▶ _Rows from a dataset_:
== == ==

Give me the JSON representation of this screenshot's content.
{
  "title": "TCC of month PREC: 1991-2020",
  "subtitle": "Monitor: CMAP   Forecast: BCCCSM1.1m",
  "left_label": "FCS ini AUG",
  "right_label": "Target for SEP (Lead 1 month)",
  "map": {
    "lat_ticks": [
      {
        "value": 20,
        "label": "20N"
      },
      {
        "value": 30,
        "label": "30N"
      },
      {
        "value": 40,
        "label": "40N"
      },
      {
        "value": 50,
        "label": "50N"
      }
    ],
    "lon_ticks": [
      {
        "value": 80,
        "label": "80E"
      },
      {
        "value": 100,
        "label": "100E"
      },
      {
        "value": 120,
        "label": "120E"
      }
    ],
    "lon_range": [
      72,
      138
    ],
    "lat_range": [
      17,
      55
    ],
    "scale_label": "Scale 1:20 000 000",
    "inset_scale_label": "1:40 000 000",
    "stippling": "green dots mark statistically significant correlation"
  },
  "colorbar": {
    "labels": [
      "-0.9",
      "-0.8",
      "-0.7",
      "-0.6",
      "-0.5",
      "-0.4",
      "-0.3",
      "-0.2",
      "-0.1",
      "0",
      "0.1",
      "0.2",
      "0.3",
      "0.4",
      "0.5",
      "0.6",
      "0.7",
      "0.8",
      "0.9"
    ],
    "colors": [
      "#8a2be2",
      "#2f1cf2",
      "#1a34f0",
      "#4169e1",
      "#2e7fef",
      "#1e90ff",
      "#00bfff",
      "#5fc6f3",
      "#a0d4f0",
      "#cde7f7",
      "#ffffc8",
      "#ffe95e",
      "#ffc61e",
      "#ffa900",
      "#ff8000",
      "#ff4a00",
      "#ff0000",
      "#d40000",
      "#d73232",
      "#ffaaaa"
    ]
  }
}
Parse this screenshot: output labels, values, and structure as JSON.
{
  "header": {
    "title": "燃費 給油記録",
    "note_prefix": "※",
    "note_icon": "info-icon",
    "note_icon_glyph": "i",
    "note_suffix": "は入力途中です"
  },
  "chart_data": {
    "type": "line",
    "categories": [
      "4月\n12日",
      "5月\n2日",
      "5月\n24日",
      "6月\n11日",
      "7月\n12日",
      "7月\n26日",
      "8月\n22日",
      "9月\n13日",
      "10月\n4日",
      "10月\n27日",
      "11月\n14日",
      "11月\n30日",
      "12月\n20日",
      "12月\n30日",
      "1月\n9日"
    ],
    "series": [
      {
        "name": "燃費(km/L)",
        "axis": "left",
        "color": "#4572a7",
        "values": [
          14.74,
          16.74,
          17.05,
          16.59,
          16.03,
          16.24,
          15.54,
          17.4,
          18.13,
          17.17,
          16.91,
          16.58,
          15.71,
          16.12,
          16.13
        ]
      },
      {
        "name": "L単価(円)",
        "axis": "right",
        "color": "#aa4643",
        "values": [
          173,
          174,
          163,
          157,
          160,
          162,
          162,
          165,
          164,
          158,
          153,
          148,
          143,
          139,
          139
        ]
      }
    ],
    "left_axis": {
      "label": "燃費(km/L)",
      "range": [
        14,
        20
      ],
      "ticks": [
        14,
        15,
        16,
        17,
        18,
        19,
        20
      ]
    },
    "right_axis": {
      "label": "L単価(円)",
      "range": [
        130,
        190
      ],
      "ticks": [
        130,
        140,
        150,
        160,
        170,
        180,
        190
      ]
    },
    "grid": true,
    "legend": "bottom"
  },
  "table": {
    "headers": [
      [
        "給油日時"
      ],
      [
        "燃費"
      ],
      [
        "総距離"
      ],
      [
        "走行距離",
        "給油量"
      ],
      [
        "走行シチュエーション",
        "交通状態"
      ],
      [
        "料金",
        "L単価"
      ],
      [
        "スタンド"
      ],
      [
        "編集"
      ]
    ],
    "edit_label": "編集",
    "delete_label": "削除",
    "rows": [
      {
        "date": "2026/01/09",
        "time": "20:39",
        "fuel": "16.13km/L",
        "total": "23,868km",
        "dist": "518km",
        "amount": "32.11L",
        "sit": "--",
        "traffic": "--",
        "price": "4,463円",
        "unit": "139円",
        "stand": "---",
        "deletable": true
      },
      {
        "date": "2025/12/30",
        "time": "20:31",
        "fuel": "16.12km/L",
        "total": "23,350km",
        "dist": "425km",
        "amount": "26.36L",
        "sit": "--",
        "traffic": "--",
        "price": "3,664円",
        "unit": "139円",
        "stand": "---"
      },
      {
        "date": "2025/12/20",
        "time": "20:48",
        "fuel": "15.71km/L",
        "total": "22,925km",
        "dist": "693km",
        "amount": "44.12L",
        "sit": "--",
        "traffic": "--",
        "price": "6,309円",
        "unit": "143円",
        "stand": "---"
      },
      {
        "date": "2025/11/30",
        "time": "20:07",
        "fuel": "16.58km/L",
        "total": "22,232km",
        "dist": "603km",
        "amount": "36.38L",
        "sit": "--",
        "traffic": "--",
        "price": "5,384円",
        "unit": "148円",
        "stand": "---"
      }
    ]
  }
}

== == ==

▶ _TO BE DONE_:
Make an exact copy of the records.

▶ _FINAL RESULT_:
Give me the JSON representation of this screenshot's content.
{
  "title": "TCC of month PREC: 1991-2020",
  "subtitle": "Monitor: CMAP   Forecast: BCCCSM1.1m",
  "left_label": "FCS ini AUG",
  "right_label": "Target for SEP (Lead 1 month)",
  "map": {
    "lat_ticks": [
      {
        "value": 20,
        "label": "20N"
      },
      {
        "value": 30,
        "label": "30N"
      },
      {
        "value": 40,
        "label": "40N"
      },
      {
        "value": 50,
        "label": "50N"
      }
    ],
    "lon_ticks": [
      {
        "value": 80,
        "label": "80E"
      },
      {
        "value": 100,
        "label": "100E"
      },
      {
        "value": 120,
        "label": "120E"
      }
    ],
    "lon_range": [
      72,
      138
    ],
    "lat_range": [
      17,
      55
    ],
    "scale_label": "Scale 1:20 000 000",
    "inset_scale_label": "1:40 000 000",
    "stippling": "green dots mark statistically significant correlation"
  },
  "colorbar": {
    "labels": [
      "-0.9",
      "-0.8",
      "-0.7",
      "-0.6",
      "-0.5",
      "-0.4",
      "-0.3",
      "-0.2",
      "-0.1",
      "0",
      "0.1",
      "0.2",
      "0.3",
      "0.4",
      "0.5",
      "0.6",
      "0.7",
      "0.8",
      "0.9"
    ],
    "colors": [
      "#8a2be2",
      "#2f1cf2",
      "#1a34f0",
      "#4169e1",
      "#2e7fef",
      "#1e90ff",
      "#00bfff",
      "#5fc6f3",
      "#a0d4f0",
      "#cde7f7",
      "#ffffc8",
      "#ffe95e",
      "#ffc61e",
      "#ffa900",
      "#ff8000",
      "#ff4a00",
      "#ff0000",
      "#d40000",
      "#d73232",
      "#ffaaaa"
    ]
  }
}
Parse this screenshot: output labels, values, and structure as JSON.
{
  "header": {
    "title": "燃費 給油記録",
    "note_prefix": "※",
    "note_icon": "info-icon",
    "note_icon_glyph": "i",
    "note_suffix": "は入力途中です"
  },
  "chart_data": {
    "type": "line",
    "categories": [
      "4月\n12日",
      "5月\n2日",
      "5月\n24日",
      "6月\n11日",
      "7月\n12日",
      "7月\n26日",
      "8月\n22日",
      "9月\n13日",
      "10月\n4日",
      "10月\n27日",
      "11月\n14日",
      "11月\n30日",
      "12月\n20日",
      "12月\n30日",
      "1月\n9日"
    ],
    "series": [
      {
        "name": "燃費(km/L)",
        "axis": "left",
        "color": "#4572a7",
        "values": [
          14.74,
          16.74,
          17.05,
          16.59,
          16.03,
          16.24,
          15.54,
          17.4,
          18.13,
          17.17,
          16.91,
          16.58,
          15.71,
          16.12,
          16.13
        ]
      },
      {
        "name": "L単価(円)",
        "axis": "right",
        "color": "#aa4643",
        "values": [
          173,
          174,
          163,
          157,
          160,
          162,
          162,
          165,
          164,
          158,
          153,
          148,
          143,
          139,
          139
        ]
      }
    ],
    "left_axis": {
      "label": "燃費(km/L)",
      "range": [
        14,
        20
      ],
      "ticks": [
        14,
        15,
        16,
        17,
        18,
        19,
        20
      ]
    },
    "right_axis": {
      "label": "L単価(円)",
      "range": [
        130,
        190
      ],
      "ticks": [
        130,
        140,
        150,
        160,
        170,
        180,
        190
      ]
    },
    "grid": true,
    "legend": "bottom"
  },
  "table": {
    "headers": [
      [
        "給油日時"
      ],
      [
        "燃費"
      ],
      [
        "総距離"
      ],
      [
        "走行距離",
        "給油量"
      ],
      [
        "走行シチュエーション",
        "交通状態"
      ],
      [
        "料金",
        "L単価"
      ],
      [
        "スタンド"
      ],
      [
        "編集"
      ]
    ],
    "edit_label": "編集",
    "delete_label": "削除",
    "rows": [
      {
        "date": "2026/01/09",
        "time": "20:39",
        "fuel": "16.13km/L",
        "total": "23,868km",
        "dist": "518km",
        "amount": "32.11L",
        "sit": "--",
        "traffic": "--",
        "price": "4,463円",
        "unit": "139円",
        "stand": "---",
        "deletable": true
      },
      {
        "date": "2025/12/30",
        "time": "20:31",
        "fuel": "16.12km/L",
        "total": "23,350km",
        "dist": "425km",
        "amount": "26.36L",
        "sit": "--",
        "traffic": "--",
        "price": "3,664円",
        "unit": "139円",
        "stand": "---"
      },
      {
        "date": "2025/12/20",
        "time": "20:48",
        "fuel": "15.71km/L",
        "total": "22,925km",
        "dist": "693km",
        "amount": "44.12L",
        "sit": "--",
        "traffic": "--",
        "price": "6,309円",
        "unit": "143円",
        "stand": "---"
      },
      {
        "date": "2025/11/30",
        "time": "20:07",
        "fuel": "16.58km/L",
        "total": "22,232km",
        "dist": "603km",
        "amount": "36.38L",
        "sit": "--",
        "traffic": "--",
        "price": "5,384円",
        "unit": "148円",
        "stand": "---"
      }
    ]
  }
}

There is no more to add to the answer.